Find every line below with the word "true" in it, and copy each one.

** EXERCISE DATA follows **

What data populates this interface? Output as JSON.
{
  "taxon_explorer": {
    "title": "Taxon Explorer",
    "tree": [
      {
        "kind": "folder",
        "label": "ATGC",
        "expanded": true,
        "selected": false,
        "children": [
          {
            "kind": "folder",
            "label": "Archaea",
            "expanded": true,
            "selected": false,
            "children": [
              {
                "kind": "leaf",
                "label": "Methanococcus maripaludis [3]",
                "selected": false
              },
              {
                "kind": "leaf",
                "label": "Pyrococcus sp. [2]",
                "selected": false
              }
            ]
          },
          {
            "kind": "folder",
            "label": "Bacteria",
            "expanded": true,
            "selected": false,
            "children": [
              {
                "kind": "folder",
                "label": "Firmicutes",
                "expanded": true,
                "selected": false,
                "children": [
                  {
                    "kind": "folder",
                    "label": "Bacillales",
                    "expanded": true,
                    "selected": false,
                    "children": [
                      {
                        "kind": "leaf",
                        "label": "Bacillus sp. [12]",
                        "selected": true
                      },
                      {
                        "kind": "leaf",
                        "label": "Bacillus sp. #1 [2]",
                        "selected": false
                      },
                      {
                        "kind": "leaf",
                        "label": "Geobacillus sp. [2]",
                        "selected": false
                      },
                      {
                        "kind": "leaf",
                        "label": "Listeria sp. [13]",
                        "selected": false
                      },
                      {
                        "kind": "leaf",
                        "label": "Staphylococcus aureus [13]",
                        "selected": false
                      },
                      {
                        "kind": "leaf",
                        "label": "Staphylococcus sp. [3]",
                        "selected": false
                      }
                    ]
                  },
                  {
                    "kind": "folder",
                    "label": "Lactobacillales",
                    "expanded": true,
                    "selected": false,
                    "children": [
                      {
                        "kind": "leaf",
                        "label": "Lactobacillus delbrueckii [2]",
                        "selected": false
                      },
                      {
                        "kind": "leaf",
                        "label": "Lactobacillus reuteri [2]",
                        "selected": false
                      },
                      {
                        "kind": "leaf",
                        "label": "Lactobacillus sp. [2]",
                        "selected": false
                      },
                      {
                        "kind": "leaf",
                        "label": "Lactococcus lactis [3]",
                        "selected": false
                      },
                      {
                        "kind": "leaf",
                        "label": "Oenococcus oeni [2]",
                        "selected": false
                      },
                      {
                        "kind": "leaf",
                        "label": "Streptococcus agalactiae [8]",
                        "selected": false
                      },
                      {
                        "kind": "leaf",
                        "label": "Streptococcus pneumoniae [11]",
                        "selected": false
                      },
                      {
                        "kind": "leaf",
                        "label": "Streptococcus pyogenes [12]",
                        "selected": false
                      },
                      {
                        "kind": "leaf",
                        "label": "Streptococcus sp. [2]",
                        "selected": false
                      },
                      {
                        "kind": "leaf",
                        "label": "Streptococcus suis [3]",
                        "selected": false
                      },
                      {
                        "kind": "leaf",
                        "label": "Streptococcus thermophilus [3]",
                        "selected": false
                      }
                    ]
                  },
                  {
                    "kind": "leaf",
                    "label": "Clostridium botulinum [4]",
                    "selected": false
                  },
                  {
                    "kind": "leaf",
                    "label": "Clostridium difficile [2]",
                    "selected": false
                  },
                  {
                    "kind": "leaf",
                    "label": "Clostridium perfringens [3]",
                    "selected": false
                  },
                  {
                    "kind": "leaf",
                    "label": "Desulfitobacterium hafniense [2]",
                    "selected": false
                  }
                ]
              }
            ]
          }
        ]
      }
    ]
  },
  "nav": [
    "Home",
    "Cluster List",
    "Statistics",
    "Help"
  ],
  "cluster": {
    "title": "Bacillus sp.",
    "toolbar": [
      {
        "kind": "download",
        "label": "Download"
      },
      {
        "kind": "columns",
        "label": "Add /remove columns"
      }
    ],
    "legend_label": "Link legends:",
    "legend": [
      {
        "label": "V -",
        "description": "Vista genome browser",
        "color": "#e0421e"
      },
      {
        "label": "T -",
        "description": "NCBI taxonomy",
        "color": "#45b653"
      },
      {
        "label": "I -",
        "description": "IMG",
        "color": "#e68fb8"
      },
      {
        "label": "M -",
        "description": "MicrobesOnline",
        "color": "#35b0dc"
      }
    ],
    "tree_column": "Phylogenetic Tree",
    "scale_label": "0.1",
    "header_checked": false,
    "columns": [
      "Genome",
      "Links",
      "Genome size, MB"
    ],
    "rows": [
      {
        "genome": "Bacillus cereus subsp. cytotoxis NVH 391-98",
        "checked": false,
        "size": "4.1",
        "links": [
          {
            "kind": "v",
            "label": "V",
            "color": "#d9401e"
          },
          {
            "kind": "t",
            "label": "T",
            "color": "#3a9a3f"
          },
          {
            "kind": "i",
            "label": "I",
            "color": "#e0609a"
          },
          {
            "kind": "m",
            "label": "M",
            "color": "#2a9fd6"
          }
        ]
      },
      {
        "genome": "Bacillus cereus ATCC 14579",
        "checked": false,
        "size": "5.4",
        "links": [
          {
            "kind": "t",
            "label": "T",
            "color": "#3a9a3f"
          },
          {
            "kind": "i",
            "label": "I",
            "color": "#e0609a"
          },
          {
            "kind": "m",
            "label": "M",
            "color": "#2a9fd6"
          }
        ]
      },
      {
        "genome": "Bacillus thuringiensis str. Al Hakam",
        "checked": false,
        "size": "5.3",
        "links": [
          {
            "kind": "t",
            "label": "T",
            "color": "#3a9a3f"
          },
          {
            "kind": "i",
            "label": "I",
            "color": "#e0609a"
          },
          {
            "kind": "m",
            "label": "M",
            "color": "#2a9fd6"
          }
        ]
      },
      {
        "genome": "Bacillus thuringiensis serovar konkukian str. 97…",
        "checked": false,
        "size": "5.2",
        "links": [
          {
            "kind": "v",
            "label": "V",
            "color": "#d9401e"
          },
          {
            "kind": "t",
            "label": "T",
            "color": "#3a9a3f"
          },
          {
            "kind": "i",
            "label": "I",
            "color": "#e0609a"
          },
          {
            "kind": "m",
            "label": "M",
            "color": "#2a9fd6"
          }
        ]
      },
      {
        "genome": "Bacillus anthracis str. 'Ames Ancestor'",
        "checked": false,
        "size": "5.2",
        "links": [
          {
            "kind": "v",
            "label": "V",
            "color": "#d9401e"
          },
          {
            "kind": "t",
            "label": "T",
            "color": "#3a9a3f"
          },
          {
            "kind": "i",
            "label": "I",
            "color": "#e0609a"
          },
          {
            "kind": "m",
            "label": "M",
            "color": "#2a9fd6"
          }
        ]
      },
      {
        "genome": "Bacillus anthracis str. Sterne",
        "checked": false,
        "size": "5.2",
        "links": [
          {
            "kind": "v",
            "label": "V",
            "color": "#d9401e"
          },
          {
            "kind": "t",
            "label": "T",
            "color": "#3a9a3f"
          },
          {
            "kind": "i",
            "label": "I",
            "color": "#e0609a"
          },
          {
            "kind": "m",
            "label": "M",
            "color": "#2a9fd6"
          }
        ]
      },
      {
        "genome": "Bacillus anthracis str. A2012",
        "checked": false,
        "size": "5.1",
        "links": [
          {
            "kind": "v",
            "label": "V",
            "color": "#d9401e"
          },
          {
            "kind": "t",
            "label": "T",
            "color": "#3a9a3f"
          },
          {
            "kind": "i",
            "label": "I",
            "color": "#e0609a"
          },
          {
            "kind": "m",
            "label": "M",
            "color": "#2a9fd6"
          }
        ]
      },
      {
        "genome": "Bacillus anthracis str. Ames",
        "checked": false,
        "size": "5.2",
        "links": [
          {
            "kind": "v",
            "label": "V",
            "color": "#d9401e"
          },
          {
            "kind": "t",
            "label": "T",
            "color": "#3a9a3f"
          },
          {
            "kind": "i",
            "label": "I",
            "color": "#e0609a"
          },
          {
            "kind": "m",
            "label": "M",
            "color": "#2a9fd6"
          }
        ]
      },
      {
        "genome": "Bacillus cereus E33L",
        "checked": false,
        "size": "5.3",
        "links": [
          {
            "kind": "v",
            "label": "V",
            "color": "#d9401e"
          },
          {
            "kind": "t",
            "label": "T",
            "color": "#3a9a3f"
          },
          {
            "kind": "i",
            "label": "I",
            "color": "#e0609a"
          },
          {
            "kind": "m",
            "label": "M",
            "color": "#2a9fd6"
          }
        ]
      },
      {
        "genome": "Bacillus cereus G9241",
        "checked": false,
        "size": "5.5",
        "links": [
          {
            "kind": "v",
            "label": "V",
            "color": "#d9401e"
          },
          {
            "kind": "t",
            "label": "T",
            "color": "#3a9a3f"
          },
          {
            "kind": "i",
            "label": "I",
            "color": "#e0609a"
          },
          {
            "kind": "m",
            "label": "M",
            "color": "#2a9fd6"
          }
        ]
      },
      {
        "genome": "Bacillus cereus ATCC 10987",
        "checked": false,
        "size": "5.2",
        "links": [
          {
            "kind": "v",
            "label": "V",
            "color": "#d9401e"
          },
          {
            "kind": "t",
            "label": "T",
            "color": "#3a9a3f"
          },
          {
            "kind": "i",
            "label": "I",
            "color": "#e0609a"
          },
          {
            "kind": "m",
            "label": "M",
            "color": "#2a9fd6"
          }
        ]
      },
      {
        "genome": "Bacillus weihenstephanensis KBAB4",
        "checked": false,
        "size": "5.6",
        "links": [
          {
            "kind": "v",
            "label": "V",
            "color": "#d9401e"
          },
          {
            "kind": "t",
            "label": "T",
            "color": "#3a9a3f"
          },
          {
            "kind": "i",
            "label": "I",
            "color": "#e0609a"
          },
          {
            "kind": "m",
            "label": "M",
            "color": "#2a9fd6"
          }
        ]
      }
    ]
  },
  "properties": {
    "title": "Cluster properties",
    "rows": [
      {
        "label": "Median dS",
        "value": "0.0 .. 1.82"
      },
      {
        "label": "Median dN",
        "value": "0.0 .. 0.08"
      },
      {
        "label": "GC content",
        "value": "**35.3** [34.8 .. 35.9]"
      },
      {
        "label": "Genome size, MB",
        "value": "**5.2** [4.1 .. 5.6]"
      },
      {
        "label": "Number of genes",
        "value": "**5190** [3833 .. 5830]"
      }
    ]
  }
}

** End of EXERCISE DATA **

■ EXERCISE ANSWER:
        "expanded": true,
            "expanded": true,
            "expanded": true,
                "expanded": true,
                    "expanded": true,
                        "selected": true
                    "expanded": true,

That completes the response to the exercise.